# [Prompt]
Reproduce every one of the records below, line for line and character for character, without changing anything.

────────────────────────────────────────

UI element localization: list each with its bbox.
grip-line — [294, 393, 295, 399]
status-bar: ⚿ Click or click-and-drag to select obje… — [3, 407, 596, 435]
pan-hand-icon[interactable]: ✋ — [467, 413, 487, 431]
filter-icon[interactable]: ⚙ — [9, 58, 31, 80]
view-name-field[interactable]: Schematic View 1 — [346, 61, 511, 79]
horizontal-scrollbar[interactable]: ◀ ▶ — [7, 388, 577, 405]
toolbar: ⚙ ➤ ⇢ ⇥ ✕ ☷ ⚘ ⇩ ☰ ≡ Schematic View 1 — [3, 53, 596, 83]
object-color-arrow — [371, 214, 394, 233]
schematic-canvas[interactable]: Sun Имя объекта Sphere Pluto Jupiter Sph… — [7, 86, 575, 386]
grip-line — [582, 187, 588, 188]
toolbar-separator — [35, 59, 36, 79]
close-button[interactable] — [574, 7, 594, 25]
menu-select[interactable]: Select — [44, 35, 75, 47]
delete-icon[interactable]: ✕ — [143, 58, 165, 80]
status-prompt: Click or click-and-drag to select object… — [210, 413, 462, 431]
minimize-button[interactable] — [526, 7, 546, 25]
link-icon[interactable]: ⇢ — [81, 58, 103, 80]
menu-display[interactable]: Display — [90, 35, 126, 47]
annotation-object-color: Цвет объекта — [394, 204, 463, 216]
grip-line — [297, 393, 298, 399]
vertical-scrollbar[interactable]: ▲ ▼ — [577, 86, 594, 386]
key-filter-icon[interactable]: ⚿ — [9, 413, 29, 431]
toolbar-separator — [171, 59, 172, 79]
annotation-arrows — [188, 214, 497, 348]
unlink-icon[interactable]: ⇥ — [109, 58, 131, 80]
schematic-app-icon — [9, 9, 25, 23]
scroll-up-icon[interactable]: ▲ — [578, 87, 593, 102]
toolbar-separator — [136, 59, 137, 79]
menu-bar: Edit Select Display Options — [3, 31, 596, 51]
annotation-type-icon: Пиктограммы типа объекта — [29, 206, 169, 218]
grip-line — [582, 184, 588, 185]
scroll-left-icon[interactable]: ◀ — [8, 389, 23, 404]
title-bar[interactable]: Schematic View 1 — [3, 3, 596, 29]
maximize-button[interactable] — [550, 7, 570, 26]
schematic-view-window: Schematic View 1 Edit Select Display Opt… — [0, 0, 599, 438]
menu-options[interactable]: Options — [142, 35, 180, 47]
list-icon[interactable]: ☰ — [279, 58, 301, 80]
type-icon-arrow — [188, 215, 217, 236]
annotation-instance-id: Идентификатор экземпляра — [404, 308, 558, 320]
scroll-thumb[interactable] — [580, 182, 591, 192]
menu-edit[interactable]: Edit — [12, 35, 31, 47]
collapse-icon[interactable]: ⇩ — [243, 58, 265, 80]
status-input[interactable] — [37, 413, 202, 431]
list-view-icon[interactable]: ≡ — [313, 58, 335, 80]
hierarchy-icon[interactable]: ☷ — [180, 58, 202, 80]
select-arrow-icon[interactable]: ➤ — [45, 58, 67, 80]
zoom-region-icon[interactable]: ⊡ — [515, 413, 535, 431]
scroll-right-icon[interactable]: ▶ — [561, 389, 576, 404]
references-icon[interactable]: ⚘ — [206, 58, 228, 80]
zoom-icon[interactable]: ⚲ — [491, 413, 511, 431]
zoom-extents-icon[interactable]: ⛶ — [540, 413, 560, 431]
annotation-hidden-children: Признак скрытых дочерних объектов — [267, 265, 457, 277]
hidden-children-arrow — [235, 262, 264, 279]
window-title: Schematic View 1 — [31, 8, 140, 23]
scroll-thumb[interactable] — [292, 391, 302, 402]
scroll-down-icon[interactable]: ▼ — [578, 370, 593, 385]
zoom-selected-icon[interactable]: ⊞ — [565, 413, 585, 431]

────────────────────────────────────────

# [Exercise solution]
UI element localization: list each with its bbox.
grip-line — [294, 393, 295, 399]
status-bar: ⚿ Click or click-and-drag to select obje… — [3, 407, 596, 435]
pan-hand-icon[interactable]: ✋ — [467, 413, 487, 431]
filter-icon[interactable]: ⚙ — [9, 58, 31, 80]
view-name-field[interactable]: Schematic View 1 — [346, 61, 511, 79]
horizontal-scrollbar[interactable]: ◀ ▶ — [7, 388, 577, 405]
toolbar: ⚙ ➤ ⇢ ⇥ ✕ ☷ ⚘ ⇩ ☰ ≡ Schematic View 1 — [3, 53, 596, 83]
object-color-arrow — [371, 214, 394, 233]
schematic-canvas[interactable]: Sun Имя объекта Sphere Pluto Jupiter Sph… — [7, 86, 575, 386]
grip-line — [582, 187, 588, 188]
toolbar-separator — [35, 59, 36, 79]
close-button[interactable] — [574, 7, 594, 25]
menu-select[interactable]: Select — [44, 35, 75, 47]
delete-icon[interactable]: ✕ — [143, 58, 165, 80]
status-prompt: Click or click-and-drag to select object… — [210, 413, 462, 431]
minimize-button[interactable] — [526, 7, 546, 25]
link-icon[interactable]: ⇢ — [81, 58, 103, 80]
menu-display[interactable]: Display — [90, 35, 126, 47]
annotation-object-color: Цвет объекта — [394, 204, 463, 216]
grip-line — [297, 393, 298, 399]
vertical-scrollbar[interactable]: ▲ ▼ — [577, 86, 594, 386]
key-filter-icon[interactable]: ⚿ — [9, 413, 29, 431]
toolbar-separator — [171, 59, 172, 79]
annotation-arrows — [188, 214, 497, 348]
unlink-icon[interactable]: ⇥ — [109, 58, 131, 80]
schematic-app-icon — [9, 9, 25, 23]
scroll-up-icon[interactable]: ▲ — [578, 87, 593, 102]
toolbar-separator — [136, 59, 137, 79]
menu-bar: Edit Select Display Options — [3, 31, 596, 51]
annotation-type-icon: Пиктограммы типа объекта — [29, 206, 169, 218]
grip-line — [582, 184, 588, 185]
scroll-left-icon[interactable]: ◀ — [8, 389, 23, 404]
title-bar[interactable]: Schematic View 1 — [3, 3, 596, 29]
maximize-button[interactable] — [550, 7, 570, 26]
schematic-view-window: Schematic View 1 Edit Select Display Opt… — [0, 0, 599, 438]
menu-options[interactable]: Options — [142, 35, 180, 47]
list-icon[interactable]: ☰ — [279, 58, 301, 80]
type-icon-arrow — [188, 215, 217, 236]
annotation-instance-id: Идентификатор экземпляра — [404, 308, 558, 320]
scroll-thumb[interactable] — [580, 182, 591, 192]
menu-edit[interactable]: Edit — [12, 35, 31, 47]
collapse-icon[interactable]: ⇩ — [243, 58, 265, 80]
status-input[interactable] — [37, 413, 202, 431]
list-view-icon[interactable]: ≡ — [313, 58, 335, 80]
hierarchy-icon[interactable]: ☷ — [180, 58, 202, 80]
select-arrow-icon[interactable]: ➤ — [45, 58, 67, 80]
zoom-region-icon[interactable]: ⊡ — [515, 413, 535, 431]
scroll-right-icon[interactable]: ▶ — [561, 389, 576, 404]
references-icon[interactable]: ⚘ — [206, 58, 228, 80]
zoom-icon[interactable]: ⚲ — [491, 413, 511, 431]
zoom-extents-icon[interactable]: ⛶ — [540, 413, 560, 431]
annotation-hidden-children: Признак скрытых дочерних объектов — [267, 265, 457, 277]
hidden-children-arrow — [235, 262, 264, 279]
window-title: Schematic View 1 — [31, 8, 140, 23]
scroll-thumb[interactable] — [292, 391, 302, 402]
scroll-down-icon[interactable]: ▼ — [578, 370, 593, 385]
zoom-selected-icon[interactable]: ⊞ — [565, 413, 585, 431]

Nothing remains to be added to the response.